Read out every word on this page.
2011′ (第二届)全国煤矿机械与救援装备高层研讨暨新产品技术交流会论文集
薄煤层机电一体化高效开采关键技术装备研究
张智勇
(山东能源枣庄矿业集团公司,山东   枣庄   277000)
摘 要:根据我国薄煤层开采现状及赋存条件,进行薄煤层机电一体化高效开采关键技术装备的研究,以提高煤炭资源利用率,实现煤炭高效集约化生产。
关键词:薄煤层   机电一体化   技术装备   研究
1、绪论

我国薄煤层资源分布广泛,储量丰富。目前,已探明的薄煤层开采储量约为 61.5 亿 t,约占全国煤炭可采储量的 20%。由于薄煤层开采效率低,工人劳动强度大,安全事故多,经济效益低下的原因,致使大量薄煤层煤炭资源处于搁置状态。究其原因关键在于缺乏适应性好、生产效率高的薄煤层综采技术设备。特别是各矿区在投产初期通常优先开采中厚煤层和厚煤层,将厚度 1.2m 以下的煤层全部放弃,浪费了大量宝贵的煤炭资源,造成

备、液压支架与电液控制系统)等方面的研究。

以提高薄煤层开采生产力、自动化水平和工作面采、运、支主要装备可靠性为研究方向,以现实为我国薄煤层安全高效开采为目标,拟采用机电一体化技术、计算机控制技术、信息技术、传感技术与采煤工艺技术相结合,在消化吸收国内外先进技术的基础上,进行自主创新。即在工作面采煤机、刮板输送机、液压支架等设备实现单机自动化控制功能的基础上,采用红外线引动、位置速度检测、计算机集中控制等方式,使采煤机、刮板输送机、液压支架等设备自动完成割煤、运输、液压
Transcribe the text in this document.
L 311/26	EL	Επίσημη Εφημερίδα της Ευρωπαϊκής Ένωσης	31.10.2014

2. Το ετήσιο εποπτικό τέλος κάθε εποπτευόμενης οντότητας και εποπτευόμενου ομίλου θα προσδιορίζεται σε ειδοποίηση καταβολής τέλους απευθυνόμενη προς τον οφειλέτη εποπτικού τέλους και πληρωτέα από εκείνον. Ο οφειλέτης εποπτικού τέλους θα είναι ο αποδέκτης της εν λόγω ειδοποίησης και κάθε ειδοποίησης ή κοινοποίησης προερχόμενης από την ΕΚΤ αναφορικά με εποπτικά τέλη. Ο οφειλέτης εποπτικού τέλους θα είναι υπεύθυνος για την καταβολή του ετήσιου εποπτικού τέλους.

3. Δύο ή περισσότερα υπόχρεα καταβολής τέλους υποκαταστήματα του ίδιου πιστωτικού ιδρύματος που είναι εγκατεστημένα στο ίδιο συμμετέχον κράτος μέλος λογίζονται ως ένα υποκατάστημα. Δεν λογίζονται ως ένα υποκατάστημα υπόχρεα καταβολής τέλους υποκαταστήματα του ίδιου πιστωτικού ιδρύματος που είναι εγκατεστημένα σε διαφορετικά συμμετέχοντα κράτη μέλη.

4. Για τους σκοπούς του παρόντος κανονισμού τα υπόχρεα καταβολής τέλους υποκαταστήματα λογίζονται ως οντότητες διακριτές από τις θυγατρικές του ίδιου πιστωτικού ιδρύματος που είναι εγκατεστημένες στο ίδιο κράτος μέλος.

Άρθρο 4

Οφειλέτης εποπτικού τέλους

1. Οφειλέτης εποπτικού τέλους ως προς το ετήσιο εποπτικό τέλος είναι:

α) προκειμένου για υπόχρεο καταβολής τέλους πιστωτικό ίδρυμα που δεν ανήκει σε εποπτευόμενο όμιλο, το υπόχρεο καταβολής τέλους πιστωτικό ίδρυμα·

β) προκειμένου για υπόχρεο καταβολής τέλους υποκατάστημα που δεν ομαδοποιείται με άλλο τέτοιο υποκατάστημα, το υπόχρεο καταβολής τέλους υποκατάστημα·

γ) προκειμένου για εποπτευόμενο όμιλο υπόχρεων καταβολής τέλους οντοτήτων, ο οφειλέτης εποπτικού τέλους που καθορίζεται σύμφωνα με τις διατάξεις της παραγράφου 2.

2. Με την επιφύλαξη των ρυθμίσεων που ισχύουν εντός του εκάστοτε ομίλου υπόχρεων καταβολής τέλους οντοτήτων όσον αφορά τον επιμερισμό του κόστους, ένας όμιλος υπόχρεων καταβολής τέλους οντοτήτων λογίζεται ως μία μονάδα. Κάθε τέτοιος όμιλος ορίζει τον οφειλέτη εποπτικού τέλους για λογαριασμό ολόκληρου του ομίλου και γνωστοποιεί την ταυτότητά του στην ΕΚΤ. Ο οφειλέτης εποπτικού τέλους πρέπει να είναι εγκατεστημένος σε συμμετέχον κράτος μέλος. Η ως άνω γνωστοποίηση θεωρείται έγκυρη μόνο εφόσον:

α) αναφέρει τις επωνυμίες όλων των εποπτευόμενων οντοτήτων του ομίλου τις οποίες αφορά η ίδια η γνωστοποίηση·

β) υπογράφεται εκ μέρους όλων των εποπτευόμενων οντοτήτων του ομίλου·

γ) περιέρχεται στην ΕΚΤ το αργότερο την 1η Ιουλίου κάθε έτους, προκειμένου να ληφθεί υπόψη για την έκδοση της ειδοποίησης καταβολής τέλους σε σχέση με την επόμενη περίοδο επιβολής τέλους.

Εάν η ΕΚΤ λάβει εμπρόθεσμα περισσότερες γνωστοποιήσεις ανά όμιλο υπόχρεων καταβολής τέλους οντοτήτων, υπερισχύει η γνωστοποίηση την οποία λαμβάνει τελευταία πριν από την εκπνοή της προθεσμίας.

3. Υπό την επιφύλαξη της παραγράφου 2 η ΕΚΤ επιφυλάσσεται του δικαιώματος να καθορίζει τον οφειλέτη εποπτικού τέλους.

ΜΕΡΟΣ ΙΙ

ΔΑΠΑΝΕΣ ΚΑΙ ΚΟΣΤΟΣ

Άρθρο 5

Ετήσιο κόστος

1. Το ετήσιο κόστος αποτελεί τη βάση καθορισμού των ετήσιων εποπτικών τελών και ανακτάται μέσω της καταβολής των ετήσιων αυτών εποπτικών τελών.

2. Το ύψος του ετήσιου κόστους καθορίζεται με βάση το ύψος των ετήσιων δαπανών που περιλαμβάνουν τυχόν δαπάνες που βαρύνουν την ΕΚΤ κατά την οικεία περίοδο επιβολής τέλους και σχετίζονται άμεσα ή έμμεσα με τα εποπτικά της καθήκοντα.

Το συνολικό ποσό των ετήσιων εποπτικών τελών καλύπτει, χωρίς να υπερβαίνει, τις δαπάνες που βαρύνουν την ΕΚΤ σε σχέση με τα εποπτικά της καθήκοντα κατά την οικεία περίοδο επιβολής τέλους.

++++

### WHAT THE TASK REQUIRES
Go through the preceding material and copy each line that has the word "σχέση".

### EXERCISE SOLUTION
γ) περιέρχεται στην ΕΚΤ το αργότερο την 1η Ιουλίου κάθε έτους, προκειμένου να ληφθεί υπόψη για την έκδοση της ειδοποίησης καταβολής τέλους σε σχέση με την επόμενη περίοδο επιβολής τέλους.
Το συνολικό ποσό των ετήσιων εποπτικών τελών καλύπτει, χωρίς να υπερβαίνει, τις δαπάνες που βαρύνουν την ΕΚΤ σε σχέση με τα εποπτικά της καθήκοντα κατά την οικεία περίοδο επιβολής τέλους.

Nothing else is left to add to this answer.